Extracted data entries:

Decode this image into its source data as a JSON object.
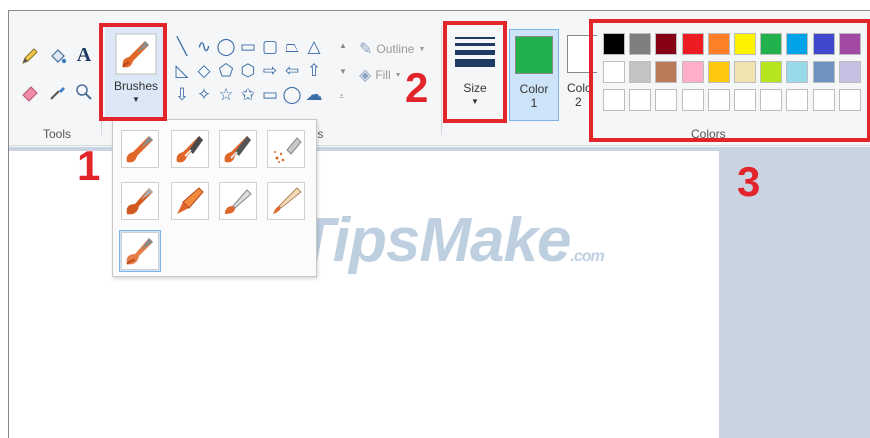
{
  "ribbon": {
    "tools_label": "Tools",
    "brushes_label": "Brushes",
    "shapes_label_partial": "pes",
    "outline_label": "Outline",
    "fill_label": "Fill",
    "size_label": "Size",
    "color1_label": "Color",
    "color1_num": "1",
    "color2_label": "Colo",
    "color2_num": "2",
    "colors_label": "Colors",
    "color1_value": "#22b14c"
  },
  "palette": {
    "row1": [
      "#000000",
      "#7f7f7f",
      "#880015",
      "#ed1c24",
      "#ff7f27",
      "#fff200",
      "#22b14c",
      "#00a2e8",
      "#3f48cc",
      "#a349a4"
    ],
    "row2": [
      "#ffffff",
      "#c3c3c3",
      "#b97a57",
      "#ffaec9",
      "#ffc90e",
      "#efe4b0",
      "#b5e61d",
      "#99d9ea",
      "#7092be",
      "#c8bfe7"
    ],
    "row3": [
      "#ffffff",
      "#ffffff",
      "#ffffff",
      "#ffffff",
      "#ffffff",
      "#ffffff",
      "#ffffff",
      "#ffffff",
      "#ffffff",
      "#ffffff"
    ]
  },
  "annotations": {
    "num1": "1",
    "num2": "2",
    "num3": "3",
    "accent": "#e2242b"
  },
  "watermark": {
    "main": "TipsMake",
    "sub": ".com"
  },
  "shapes": [
    "╲",
    "∿",
    "◯",
    "▭",
    "▢",
    "⏢",
    "△",
    "◺",
    "◇",
    "⬠",
    "⬡",
    "⇨",
    "⇦",
    "⇧",
    "⇩",
    "✧",
    "☆",
    "✩",
    "▭",
    "◯",
    "☁"
  ],
  "brush_options": [
    "brush",
    "calligraphy-brush-1",
    "calligraphy-brush-2",
    "airbrush",
    "oil-brush",
    "crayon",
    "marker",
    "natural-pencil",
    "watercolor-brush"
  ]
}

- Task brief: Exclude the images and reproduce the remaining data exactly.

- Solution:
Decode this image into its source data as a JSON object.
{
  "ribbon": {
    "tools_label": "Tools",
    "brushes_label": "Brushes",
    "shapes_label_partial": "pes",
    "outline_label": "Outline",
    "fill_label": "Fill",
    "size_label": "Size",
    "color1_label": "Color",
    "color1_num": "1",
    "color2_label": "Colo",
    "color2_num": "2",
    "colors_label": "Colors",
    "color1_value": "#22b14c"
  },
  "palette": {
    "row1": [
      "#000000",
      "#7f7f7f",
      "#880015",
      "#ed1c24",
      "#ff7f27",
      "#fff200",
      "#22b14c",
      "#00a2e8",
      "#3f48cc",
      "#a349a4"
    ],
    "row2": [
      "#ffffff",
      "#c3c3c3",
      "#b97a57",
      "#ffaec9",
      "#ffc90e",
      "#efe4b0",
      "#b5e61d",
      "#99d9ea",
      "#7092be",
      "#c8bfe7"
    ],
    "row3": [
      "#ffffff",
      "#ffffff",
      "#ffffff",
      "#ffffff",
      "#ffffff",
      "#ffffff",
      "#ffffff",
      "#ffffff",
      "#ffffff",
      "#ffffff"
    ]
  },
  "annotations": {
    "num1": "1",
    "num2": "2",
    "num3": "3",
    "accent": "#e2242b"
  },
  "watermark": {
    "main": "TipsMake",
    "sub": ".com"
  },
  "shapes": [
    "╲",
    "∿",
    "◯",
    "▭",
    "▢",
    "⏢",
    "△",
    "◺",
    "◇",
    "⬠",
    "⬡",
    "⇨",
    "⇦",
    "⇧",
    "⇩",
    "✧",
    "☆",
    "✩",
    "▭",
    "◯",
    "☁"
  ],
  "brush_options": [
    "brush",
    "calligraphy-brush-1",
    "calligraphy-brush-2",
    "airbrush",
    "oil-brush",
    "crayon",
    "marker",
    "natural-pencil",
    "watercolor-brush"
  ]
}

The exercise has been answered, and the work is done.